Text
Hemorrhoid or Piles (in layman’s term) is the most common
problem afflicting the anal canal.
It is estimated that one in four adults is affected by it. If
you’ve experienced painless anal bleeding and itching, painful
swelling or lump near the anus, burning sensation or pain
during or after bowel movements – then you probably have
hemorrhoids or piles. However, not many people know much about
Piles come about when the hemorrhoidal tissues enlarge as a
result of excessive straining or pressure while passing stool.
These could develop from the type of lifestyle and dietary
habits of the individual. Occupations that involve prolonged
sitting (example truck drivers) or standing could develop piles.
Other factors like obesity, pregnancy during childbirth,
heredity or even certain habits like reading in the toilet
can cause hemorrhoids too.
There are basically two types of piles: internal and external.
Internal hemorrhoid cause painless bleeding. Occasionally,
straining can push an internal pile through the anal opening,
giving rise to prolapsed hemorrhoids.
External hemorrhoids are lumps outside the anus. It can swell or
become thrombosis causing pain and bleeding. Usually with bright
red colored blood.
When it comes to treatment, we have to consider the degree of
the hemorrhoids. And there are basically four degrees.
The first degree – internal hemorrhoids that bleed with
defecation but not prolapsed. The treatment of medication such
as cream or ointment is often sufficient.
The second degree – internal hemorrhoids protrude on defecation
but returns spontaneously thereafter. Here, the use of rubber
band ligation could be used. The procedure consist of tying the
base of an internal hemorrhoid to cut off its circulation. About
ten days later, the hemorrhoids painlessly fall off.
The third degree piles are protrusion seen outside the anus.
Fourth degree piles are those irreducible and remain
persistently prolapsed. For both of these types of piles,
surgery is needed. You can expect a lot of pain and discomfort
at the lower part of the anal canal as here the skin is richly
innervated with nerve fibers.
Now, there’s an alternative to painful surgery with a procedure
called ‘Stapled Hemorrhoidectomy’. Here a cuff of rectal mucous
membrane and hemorrhoidal tissue is excised above the sensitive
part of the anal canal, using a stapling instrument. It does not
leave a large or raw wound, hence less painful.
This procedure is more expensive but has become popular over the
last three years. However, it cannot be performed on all cases
of hemorrhoids such as external hemorrhoid and those with
excessive skin tags.
Piles are preventable and symptoms can be controlled if managed
at an early stage without resorting to medication or surgery. A
diet high in fiber can prevent constipation and excessive
straining associated with it. My advice is to start now, unless
you want to accumulate “a pile of misery” any time soon!.

Record set
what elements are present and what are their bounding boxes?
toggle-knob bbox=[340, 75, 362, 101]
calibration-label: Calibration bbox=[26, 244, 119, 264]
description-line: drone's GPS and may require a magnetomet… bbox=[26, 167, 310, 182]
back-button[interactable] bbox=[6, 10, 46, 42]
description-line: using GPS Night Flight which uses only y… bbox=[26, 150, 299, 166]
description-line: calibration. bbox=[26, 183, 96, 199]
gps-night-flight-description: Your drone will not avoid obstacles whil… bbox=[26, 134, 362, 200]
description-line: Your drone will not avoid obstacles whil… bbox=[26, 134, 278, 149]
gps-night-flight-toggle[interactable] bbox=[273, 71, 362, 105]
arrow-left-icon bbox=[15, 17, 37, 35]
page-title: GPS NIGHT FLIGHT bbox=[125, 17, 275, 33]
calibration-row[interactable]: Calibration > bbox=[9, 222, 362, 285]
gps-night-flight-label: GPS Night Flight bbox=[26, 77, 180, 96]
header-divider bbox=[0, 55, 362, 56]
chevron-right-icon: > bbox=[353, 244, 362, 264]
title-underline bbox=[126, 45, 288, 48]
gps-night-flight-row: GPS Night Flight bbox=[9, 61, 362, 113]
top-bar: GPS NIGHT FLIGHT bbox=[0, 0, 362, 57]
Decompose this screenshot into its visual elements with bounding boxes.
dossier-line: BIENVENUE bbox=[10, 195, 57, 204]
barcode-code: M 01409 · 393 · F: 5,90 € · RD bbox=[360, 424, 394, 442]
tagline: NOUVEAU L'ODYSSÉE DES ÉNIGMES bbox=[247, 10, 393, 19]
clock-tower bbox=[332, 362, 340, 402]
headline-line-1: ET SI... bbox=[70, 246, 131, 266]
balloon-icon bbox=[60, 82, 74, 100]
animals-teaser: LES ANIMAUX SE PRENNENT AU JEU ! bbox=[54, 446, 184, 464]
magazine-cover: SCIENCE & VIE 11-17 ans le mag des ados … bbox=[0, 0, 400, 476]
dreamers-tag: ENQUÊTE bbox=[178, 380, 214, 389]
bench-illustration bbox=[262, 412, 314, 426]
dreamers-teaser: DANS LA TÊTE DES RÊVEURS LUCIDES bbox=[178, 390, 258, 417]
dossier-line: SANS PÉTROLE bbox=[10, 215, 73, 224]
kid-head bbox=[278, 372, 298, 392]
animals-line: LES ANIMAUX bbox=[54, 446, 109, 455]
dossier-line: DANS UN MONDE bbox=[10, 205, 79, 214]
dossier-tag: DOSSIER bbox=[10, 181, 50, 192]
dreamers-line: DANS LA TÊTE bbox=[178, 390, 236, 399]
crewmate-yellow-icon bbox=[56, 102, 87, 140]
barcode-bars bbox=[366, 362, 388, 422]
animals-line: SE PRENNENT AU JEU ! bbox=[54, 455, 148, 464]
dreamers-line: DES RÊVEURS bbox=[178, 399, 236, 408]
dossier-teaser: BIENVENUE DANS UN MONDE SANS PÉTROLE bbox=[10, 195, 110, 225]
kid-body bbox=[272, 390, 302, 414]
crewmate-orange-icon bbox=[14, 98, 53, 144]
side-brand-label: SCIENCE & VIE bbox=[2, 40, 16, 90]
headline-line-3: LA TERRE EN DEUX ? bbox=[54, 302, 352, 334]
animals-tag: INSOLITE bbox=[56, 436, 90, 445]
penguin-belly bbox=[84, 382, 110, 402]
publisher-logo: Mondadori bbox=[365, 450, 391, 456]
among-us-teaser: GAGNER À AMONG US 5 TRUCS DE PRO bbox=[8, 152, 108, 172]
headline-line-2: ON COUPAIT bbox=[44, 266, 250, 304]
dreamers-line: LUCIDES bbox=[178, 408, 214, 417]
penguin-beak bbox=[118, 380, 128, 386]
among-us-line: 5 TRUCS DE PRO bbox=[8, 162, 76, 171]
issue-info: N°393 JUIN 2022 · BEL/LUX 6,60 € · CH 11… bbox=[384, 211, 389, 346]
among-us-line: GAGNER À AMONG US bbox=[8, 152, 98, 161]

Requirement 1
Answer these from the piles text:
(a) What share of adults is estimated to be affected by hemorrhoids?
(b) After rubber band ligation, about how long does it take for the hemorrhoids to fall off?
(c) What kind of diet can prevent constipation and the straining that comes with it?
Requirement 2
Retype the part of the piles text from "Now, there’s an" up to and including "any time soon!.".

Solution 1
(a) One in four adults.
(b) About ten days.
(c) A diet high in fiber.

Solution 2
Now, there’s an alternative to painful surgery with a procedure
called ‘Stapled Hemorrhoidectomy’. Here a cuff of rectal mucous
membrane and hemorrhoidal tissue is excised above the sensitive
part of the anal canal, using a stapling instrument. It does not
leave a large or raw wound, hence less painful.
This procedure is more expensive but has become popular over the
last three years. However, it cannot be performed on all cases
of hemorrhoids such as external hemorrhoid and those with
excessive skin tags.
Piles are preventable and symptoms can be controlled if managed
at an early stage without resorting to medication or surgery. A
diet high in fiber can prevent constipation and excessive
straining associated with it. My advice is to start now, unless
you want to accumulate “a pile of misery” any time soon!.